----- Record list
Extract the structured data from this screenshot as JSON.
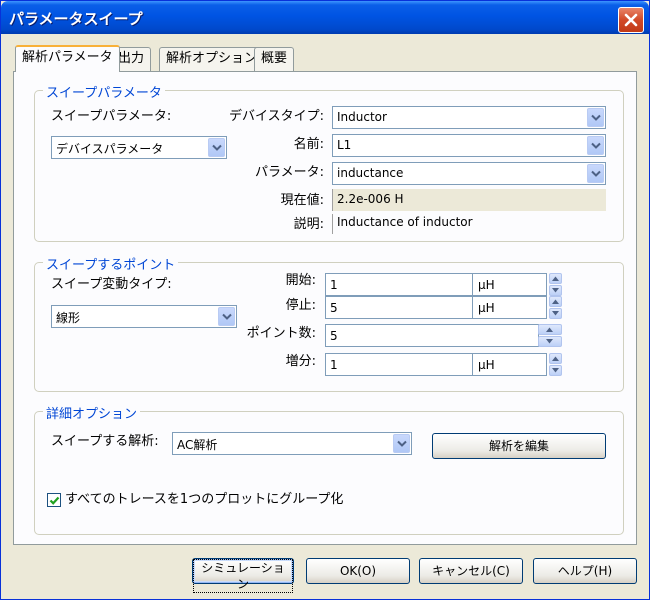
{
  "window": {
    "title": "パラメータスイープ"
  },
  "tabs": [
    {
      "label": "解析パラメータ"
    },
    {
      "label": "出力"
    },
    {
      "label": "解析オプション"
    },
    {
      "label": "概要"
    }
  ],
  "sweep_params": {
    "group_title": "スイープパラメータ",
    "param_label": "スイープパラメータ:",
    "param_value": "デバイスパラメータ",
    "device_type_label": "デバイスタイプ:",
    "device_type_value": "Inductor",
    "name_label": "名前:",
    "name_value": "L1",
    "parameter_label": "パラメータ:",
    "parameter_value": "inductance",
    "current_label": "現在値:",
    "current_value": "2.2e-006 H",
    "desc_label": "説明:",
    "desc_value": "Inductance of inductor"
  },
  "sweep_points": {
    "group_title": "スイープするポイント",
    "vartype_label": "スイープ変動タイプ:",
    "vartype_value": "線形",
    "start_label": "開始:",
    "start_value": "1",
    "start_unit": "μH",
    "stop_label": "停止:",
    "stop_value": "5",
    "stop_unit": "μH",
    "points_label": "ポイント数:",
    "points_value": "5",
    "incr_label": "増分:",
    "incr_value": "1",
    "incr_unit": "μH"
  },
  "detail": {
    "group_title": "詳細オプション",
    "analysis_label": "スイープする解析:",
    "analysis_value": "AC解析",
    "edit_button": "解析を編集",
    "group_checkbox_label": "すべてのトレースを1つのプロットにグループ化",
    "group_checked": true
  },
  "buttons": {
    "simulate": "シミュレーション",
    "ok": "OK(O)",
    "cancel": "キャンセル(C)",
    "help": "ヘルプ(H)"
  }
}
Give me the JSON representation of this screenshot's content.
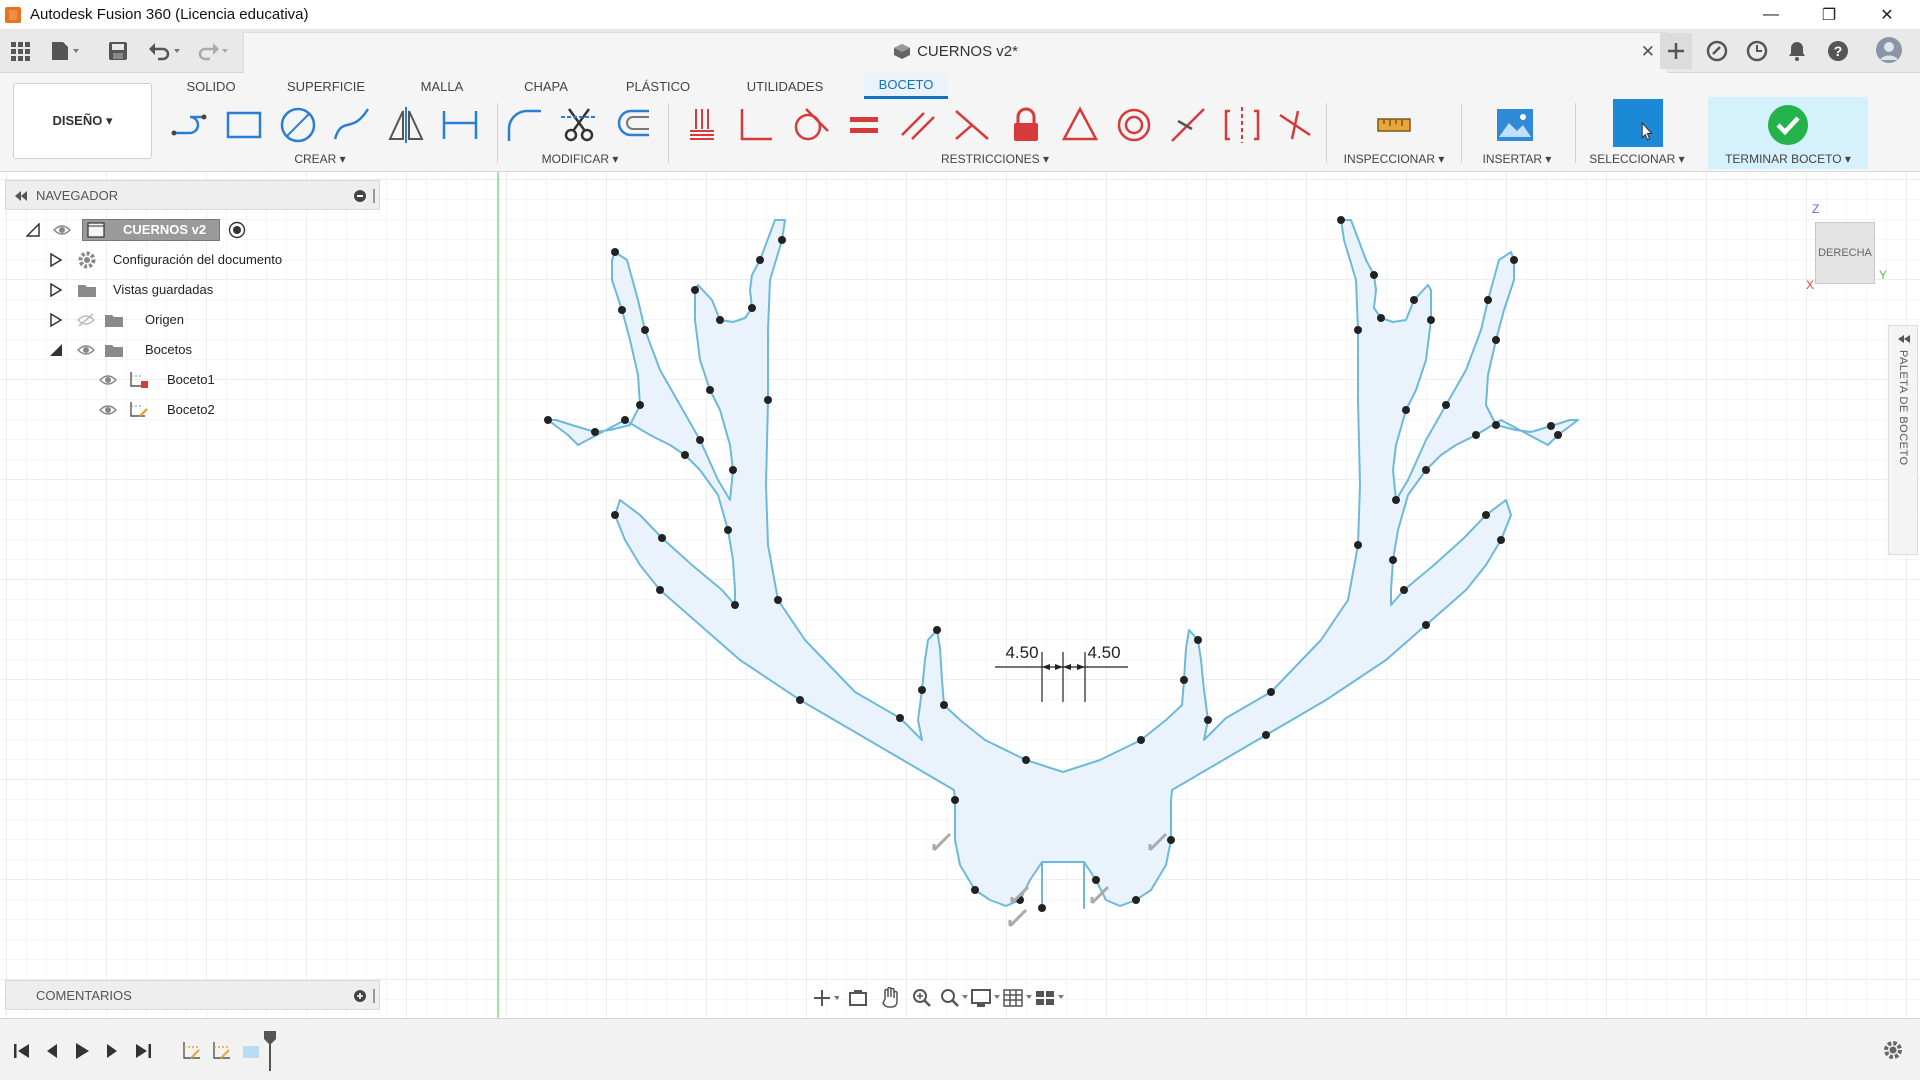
{
  "window": {
    "title": "Autodesk Fusion 360 (Licencia educativa)",
    "controls": {
      "minimize": "—",
      "restore": "❐",
      "close": "✕"
    }
  },
  "document": {
    "tab_title": "CUERNOS v2*",
    "close_glyph": "✕"
  },
  "ribbon": {
    "workspace": "DISEÑO ▾",
    "tabs": [
      {
        "label": "SOLIDO"
      },
      {
        "label": "SUPERFICIE"
      },
      {
        "label": "MALLA"
      },
      {
        "label": "CHAPA"
      },
      {
        "label": "PLÁSTICO"
      },
      {
        "label": "UTILIDADES"
      },
      {
        "label": "BOCETO"
      }
    ],
    "groups": {
      "crear": "CREAR ▾",
      "modificar": "MODIFICAR ▾",
      "restricciones": "RESTRICCIONES ▾",
      "inspeccionar": "INSPECCIONAR ▾",
      "insertar": "INSERTAR ▾",
      "seleccionar": "SELECCIONAR ▾",
      "terminar": "TERMINAR BOCETO ▾"
    }
  },
  "browser": {
    "title": "NAVEGADOR",
    "root": "CUERNOS v2",
    "items": [
      {
        "label": "Configuración del documento"
      },
      {
        "label": "Vistas guardadas"
      },
      {
        "label": "Origen"
      },
      {
        "label": "Bocetos"
      },
      {
        "label": "Boceto1"
      },
      {
        "label": "Boceto2"
      }
    ]
  },
  "comments": {
    "title": "COMENTARIOS"
  },
  "viewcube": {
    "face": "DERECHA",
    "axis_z": "Z",
    "axis_y": "Y",
    "axis_x": "X"
  },
  "palette": {
    "label": "PALETA DE BOCETO"
  },
  "sketch": {
    "dimensions": [
      {
        "value": "4.50"
      },
      {
        "value": "4.50"
      }
    ],
    "colors": {
      "profile_fill": "#eaf3fb",
      "line": "#6cb9dc",
      "point": "#222222",
      "origin_axis": "#7fdc7f"
    }
  }
}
----------
- Task to complete -
Leave out the pictures and give the rest of the records again exactly.

- Result below -
Extract the structured data from this screenshot as JSON.
{
  "window": {
    "title": "パラメータスイープ"
  },
  "tabs": [
    {
      "label": "解析パラメータ"
    },
    {
      "label": "出力"
    },
    {
      "label": "解析オプション"
    },
    {
      "label": "概要"
    }
  ],
  "sweep_params": {
    "group_title": "スイープパラメータ",
    "param_label": "スイープパラメータ:",
    "param_value": "デバイスパラメータ",
    "device_type_label": "デバイスタイプ:",
    "device_type_value": "Inductor",
    "name_label": "名前:",
    "name_value": "L1",
    "parameter_label": "パラメータ:",
    "parameter_value": "inductance",
    "current_label": "現在値:",
    "current_value": "2.2e-006 H",
    "desc_label": "説明:",
    "desc_value": "Inductance of inductor"
  },
  "sweep_points": {
    "group_title": "スイープするポイント",
    "vartype_label": "スイープ変動タイプ:",
    "vartype_value": "線形",
    "start_label": "開始:",
    "start_value": "1",
    "start_unit": "μH",
    "stop_label": "停止:",
    "stop_value": "5",
    "stop_unit": "μH",
    "points_label": "ポイント数:",
    "points_value": "5",
    "incr_label": "増分:",
    "incr_value": "1",
    "incr_unit": "μH"
  },
  "detail": {
    "group_title": "詳細オプション",
    "analysis_label": "スイープする解析:",
    "analysis_value": "AC解析",
    "edit_button": "解析を編集",
    "group_checkbox_label": "すべてのトレースを1つのプロットにグループ化",
    "group_checked": true
  },
  "buttons": {
    "simulate": "シミュレーション",
    "ok": "OK(O)",
    "cancel": "キャンセル(C)",
    "help": "ヘルプ(H)"
  }
}
Give me the JSON representation of this screenshot's content.
{
  "window": {
    "title": "Autodesk Fusion 360 (Licencia educativa)",
    "controls": {
      "minimize": "—",
      "restore": "❐",
      "close": "✕"
    }
  },
  "document": {
    "tab_title": "CUERNOS v2*",
    "close_glyph": "✕"
  },
  "ribbon": {
    "workspace": "DISEÑO ▾",
    "tabs": [
      {
        "label": "SOLIDO"
      },
      {
        "label": "SUPERFICIE"
      },
      {
        "label": "MALLA"
      },
      {
        "label": "CHAPA"
      },
      {
        "label": "PLÁSTICO"
      },
      {
        "label": "UTILIDADES"
      },
      {
        "label": "BOCETO"
      }
    ],
    "groups": {
      "crear": "CREAR ▾",
      "modificar": "MODIFICAR ▾",
      "restricciones": "RESTRICCIONES ▾",
      "inspeccionar": "INSPECCIONAR ▾",
      "insertar": "INSERTAR ▾",
      "seleccionar": "SELECCIONAR ▾",
      "terminar": "TERMINAR BOCETO ▾"
    }
  },
  "browser": {
    "title": "NAVEGADOR",
    "root": "CUERNOS v2",
    "items": [
      {
        "label": "Configuración del documento"
      },
      {
        "label": "Vistas guardadas"
      },
      {
        "label": "Origen"
      },
      {
        "label": "Bocetos"
      },
      {
        "label": "Boceto1"
      },
      {
        "label": "Boceto2"
      }
    ]
  },
  "comments": {
    "title": "COMENTARIOS"
  },
  "viewcube": {
    "face": "DERECHA",
    "axis_z": "Z",
    "axis_y": "Y",
    "axis_x": "X"
  },
  "palette": {
    "label": "PALETA DE BOCETO"
  },
  "sketch": {
    "dimensions": [
      {
        "value": "4.50"
      },
      {
        "value": "4.50"
      }
    ],
    "colors": {
      "profile_fill": "#eaf3fb",
      "line": "#6cb9dc",
      "point": "#222222",
      "origin_axis": "#7fdc7f"
    }
  }
}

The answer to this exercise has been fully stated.